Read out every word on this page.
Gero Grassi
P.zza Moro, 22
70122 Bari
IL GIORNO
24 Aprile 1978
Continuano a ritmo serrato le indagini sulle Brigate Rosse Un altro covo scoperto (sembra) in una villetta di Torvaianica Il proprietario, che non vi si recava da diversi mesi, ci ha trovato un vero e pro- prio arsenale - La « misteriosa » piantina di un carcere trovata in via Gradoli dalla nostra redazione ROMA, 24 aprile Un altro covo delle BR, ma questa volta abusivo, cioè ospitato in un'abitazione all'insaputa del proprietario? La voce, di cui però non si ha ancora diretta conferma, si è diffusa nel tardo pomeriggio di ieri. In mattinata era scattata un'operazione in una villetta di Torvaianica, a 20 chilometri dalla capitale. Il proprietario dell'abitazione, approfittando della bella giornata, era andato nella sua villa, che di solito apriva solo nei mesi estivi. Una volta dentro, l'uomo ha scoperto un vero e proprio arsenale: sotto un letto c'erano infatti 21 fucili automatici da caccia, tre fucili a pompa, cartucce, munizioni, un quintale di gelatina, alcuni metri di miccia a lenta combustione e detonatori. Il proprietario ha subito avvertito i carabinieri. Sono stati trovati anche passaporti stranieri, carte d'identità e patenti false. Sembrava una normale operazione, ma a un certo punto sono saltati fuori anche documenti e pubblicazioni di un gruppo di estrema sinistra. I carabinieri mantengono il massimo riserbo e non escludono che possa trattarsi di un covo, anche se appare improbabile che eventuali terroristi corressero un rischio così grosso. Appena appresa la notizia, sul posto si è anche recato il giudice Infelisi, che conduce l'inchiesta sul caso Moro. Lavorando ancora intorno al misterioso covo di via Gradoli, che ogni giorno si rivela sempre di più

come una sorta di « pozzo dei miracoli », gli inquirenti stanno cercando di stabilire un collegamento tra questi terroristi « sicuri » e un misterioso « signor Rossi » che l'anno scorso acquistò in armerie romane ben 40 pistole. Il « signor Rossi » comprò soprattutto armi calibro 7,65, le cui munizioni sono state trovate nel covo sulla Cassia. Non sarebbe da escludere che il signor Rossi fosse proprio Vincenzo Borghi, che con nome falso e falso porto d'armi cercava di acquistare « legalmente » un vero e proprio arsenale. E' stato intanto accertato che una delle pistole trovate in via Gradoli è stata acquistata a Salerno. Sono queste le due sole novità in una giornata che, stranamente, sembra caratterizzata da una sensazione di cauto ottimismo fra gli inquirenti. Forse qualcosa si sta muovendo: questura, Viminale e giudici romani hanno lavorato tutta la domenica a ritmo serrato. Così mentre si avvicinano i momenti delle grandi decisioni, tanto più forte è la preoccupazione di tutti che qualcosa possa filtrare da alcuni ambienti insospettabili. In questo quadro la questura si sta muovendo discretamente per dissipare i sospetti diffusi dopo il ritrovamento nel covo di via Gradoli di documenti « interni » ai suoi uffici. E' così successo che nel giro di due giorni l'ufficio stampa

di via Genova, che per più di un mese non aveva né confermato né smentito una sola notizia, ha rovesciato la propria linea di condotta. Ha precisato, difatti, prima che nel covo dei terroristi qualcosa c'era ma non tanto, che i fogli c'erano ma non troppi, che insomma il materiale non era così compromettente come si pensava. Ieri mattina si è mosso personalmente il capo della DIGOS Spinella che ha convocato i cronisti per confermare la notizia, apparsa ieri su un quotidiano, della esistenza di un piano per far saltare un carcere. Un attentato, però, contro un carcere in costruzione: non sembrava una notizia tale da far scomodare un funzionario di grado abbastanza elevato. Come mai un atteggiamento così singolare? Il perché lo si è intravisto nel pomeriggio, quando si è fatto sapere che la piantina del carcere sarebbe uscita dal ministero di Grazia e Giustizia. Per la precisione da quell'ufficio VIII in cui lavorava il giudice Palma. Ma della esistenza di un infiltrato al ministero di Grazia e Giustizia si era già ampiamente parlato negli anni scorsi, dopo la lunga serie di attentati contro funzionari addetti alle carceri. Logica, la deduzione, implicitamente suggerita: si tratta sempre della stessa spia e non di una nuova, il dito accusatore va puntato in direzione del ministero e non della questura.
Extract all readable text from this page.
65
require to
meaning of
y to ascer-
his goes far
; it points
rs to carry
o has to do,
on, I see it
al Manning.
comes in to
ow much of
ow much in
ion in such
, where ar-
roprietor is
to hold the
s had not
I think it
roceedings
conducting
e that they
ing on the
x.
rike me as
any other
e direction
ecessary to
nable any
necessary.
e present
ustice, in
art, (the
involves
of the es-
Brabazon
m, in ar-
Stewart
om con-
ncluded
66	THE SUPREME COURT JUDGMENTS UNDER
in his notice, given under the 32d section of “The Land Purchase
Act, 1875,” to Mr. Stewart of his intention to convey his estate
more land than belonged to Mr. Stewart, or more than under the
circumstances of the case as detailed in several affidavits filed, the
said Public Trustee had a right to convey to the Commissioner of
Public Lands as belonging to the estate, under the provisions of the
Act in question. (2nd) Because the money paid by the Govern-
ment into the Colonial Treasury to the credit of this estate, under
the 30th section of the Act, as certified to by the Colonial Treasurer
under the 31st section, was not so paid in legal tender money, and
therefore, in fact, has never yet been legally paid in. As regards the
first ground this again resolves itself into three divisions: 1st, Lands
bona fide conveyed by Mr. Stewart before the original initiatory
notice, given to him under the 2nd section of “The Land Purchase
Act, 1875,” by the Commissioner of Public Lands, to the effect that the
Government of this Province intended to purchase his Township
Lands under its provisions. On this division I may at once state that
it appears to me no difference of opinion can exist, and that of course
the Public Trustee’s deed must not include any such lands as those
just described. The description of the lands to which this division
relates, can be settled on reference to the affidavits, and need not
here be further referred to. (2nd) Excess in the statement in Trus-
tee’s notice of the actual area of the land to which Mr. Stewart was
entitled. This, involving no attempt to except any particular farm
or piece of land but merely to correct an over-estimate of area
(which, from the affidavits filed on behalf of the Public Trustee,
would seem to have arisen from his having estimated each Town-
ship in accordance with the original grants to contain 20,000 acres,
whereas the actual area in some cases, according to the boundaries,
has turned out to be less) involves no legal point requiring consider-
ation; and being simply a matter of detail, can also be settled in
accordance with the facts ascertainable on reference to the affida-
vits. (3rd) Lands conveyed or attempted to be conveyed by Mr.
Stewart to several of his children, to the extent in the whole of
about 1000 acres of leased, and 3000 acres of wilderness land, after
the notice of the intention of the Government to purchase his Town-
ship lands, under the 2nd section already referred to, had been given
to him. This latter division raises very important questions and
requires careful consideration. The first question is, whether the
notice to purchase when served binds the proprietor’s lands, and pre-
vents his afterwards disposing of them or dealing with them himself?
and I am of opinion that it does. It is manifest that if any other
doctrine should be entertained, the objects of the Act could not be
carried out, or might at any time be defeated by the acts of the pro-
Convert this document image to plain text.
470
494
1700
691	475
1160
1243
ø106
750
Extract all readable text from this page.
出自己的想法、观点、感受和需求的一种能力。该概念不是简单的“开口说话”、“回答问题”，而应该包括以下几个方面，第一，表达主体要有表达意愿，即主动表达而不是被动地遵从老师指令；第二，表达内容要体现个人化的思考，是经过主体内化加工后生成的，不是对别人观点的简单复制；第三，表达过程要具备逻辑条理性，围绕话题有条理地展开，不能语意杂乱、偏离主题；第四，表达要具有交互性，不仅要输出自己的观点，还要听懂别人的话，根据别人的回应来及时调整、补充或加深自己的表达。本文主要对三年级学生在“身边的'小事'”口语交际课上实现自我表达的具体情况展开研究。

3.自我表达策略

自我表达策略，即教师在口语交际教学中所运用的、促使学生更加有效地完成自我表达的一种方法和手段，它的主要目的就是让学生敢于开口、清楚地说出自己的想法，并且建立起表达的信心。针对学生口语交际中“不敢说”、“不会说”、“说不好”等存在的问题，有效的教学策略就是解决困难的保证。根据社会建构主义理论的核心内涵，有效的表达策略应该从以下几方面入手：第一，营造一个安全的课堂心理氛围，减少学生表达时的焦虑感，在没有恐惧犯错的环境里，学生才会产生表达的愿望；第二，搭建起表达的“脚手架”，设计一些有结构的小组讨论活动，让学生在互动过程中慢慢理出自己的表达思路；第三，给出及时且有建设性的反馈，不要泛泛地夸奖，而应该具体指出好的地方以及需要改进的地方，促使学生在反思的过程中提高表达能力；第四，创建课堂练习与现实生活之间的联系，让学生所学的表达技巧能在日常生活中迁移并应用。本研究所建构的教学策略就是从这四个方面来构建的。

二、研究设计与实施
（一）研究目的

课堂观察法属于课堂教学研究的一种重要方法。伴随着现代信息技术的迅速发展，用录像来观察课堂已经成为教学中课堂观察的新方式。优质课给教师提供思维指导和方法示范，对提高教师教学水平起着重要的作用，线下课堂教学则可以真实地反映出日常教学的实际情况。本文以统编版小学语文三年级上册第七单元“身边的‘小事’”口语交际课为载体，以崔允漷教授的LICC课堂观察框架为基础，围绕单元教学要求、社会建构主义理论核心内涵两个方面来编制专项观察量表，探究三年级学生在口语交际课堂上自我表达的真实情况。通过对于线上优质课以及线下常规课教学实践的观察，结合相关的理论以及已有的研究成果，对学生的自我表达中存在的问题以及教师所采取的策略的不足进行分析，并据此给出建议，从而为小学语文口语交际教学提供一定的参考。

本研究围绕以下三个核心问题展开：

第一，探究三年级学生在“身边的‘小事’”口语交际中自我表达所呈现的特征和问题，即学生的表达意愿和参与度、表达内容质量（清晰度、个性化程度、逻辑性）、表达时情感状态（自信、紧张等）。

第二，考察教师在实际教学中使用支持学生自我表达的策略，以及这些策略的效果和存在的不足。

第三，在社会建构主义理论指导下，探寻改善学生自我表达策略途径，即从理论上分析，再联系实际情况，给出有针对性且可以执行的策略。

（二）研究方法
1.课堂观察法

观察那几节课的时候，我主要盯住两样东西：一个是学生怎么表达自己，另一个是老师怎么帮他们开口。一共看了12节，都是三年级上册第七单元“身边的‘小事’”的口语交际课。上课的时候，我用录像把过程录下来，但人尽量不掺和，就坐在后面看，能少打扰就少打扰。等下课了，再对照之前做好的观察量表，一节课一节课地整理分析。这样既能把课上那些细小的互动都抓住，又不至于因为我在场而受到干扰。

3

_REQUEST_
Set down, exactly and in full, the lines from the one containing "Convert this document image to plain text." through the end of the entries; no other line belongs.

_RESULT_
Convert this document image to plain text.
470
494
1700
691	475
1160
1243
ø106
750
Extract all readable text from this page.
出自己的想法、观点、感受和需求的一种能力。该概念不是简单的“开口说话”、“回答问题”，而应该包括以下几个方面，第一，表达主体要有表达意愿，即主动表达而不是被动地遵从老师指令；第二，表达内容要体现个人化的思考，是经过主体内化加工后生成的，不是对别人观点的简单复制；第三，表达过程要具备逻辑条理性，围绕话题有条理地展开，不能语意杂乱、偏离主题；第四，表达要具有交互性，不仅要输出自己的观点，还要听懂别人的话，根据别人的回应来及时调整、补充或加深自己的表达。本文主要对三年级学生在“身边的'小事'”口语交际课上实现自我表达的具体情况展开研究。

3.自我表达策略

自我表达策略，即教师在口语交际教学中所运用的、促使学生更加有效地完成自我表达的一种方法和手段，它的主要目的就是让学生敢于开口、清楚地说出自己的想法，并且建立起表达的信心。针对学生口语交际中“不敢说”、“不会说”、“说不好”等存在的问题，有效的教学策略就是解决困难的保证。根据社会建构主义理论的核心内涵，有效的表达策略应该从以下几方面入手：第一，营造一个安全的课堂心理氛围，减少学生表达时的焦虑感，在没有恐惧犯错的环境里，学生才会产生表达的愿望；第二，搭建起表达的“脚手架”，设计一些有结构的小组讨论活动，让学生在互动过程中慢慢理出自己的表达思路；第三，给出及时且有建设性的反馈，不要泛泛地夸奖，而应该具体指出好的地方以及需要改进的地方，促使学生在反思的过程中提高表达能力；第四，创建课堂练习与现实生活之间的联系，让学生所学的表达技巧能在日常生活中迁移并应用。本研究所建构的教学策略就是从这四个方面来构建的。

二、研究设计与实施
（一）研究目的

课堂观察法属于课堂教学研究的一种重要方法。伴随着现代信息技术的迅速发展，用录像来观察课堂已经成为教学中课堂观察的新方式。优质课给教师提供思维指导和方法示范，对提高教师教学水平起着重要的作用，线下课堂教学则可以真实地反映出日常教学的实际情况。本文以统编版小学语文三年级上册第七单元“身边的‘小事’”口语交际课为载体，以崔允漷教授的LICC课堂观察框架为基础，围绕单元教学要求、社会建构主义理论核心内涵两个方面来编制专项观察量表，探究三年级学生在口语交际课堂上自我表达的真实情况。通过对于线上优质课以及线下常规课教学实践的观察，结合相关的理论以及已有的研究成果，对学生的自我表达中存在的问题以及教师所采取的策略的不足进行分析，并据此给出建议，从而为小学语文口语交际教学提供一定的参考。

本研究围绕以下三个核心问题展开：

第一，探究三年级学生在“身边的‘小事’”口语交际中自我表达所呈现的特征和问题，即学生的表达意愿和参与度、表达内容质量（清晰度、个性化程度、逻辑性）、表达时情感状态（自信、紧张等）。

第二，考察教师在实际教学中使用支持学生自我表达的策略，以及这些策略的效果和存在的不足。

第三，在社会建构主义理论指导下，探寻改善学生自我表达策略途径，即从理论上分析，再联系实际情况，给出有针对性且可以执行的策略。

（二）研究方法
1.课堂观察法

观察那几节课的时候，我主要盯住两样东西：一个是学生怎么表达自己，另一个是老师怎么帮他们开口。一共看了12节，都是三年级上册第七单元“身边的‘小事’”的口语交际课。上课的时候，我用录像把过程录下来，但人尽量不掺和，就坐在后面看，能少打扰就少打扰。等下课了，再对照之前做好的观察量表，一节课一节课地整理分析。这样既能把课上那些细小的互动都抓住，又不至于因为我在场而受到干扰。

3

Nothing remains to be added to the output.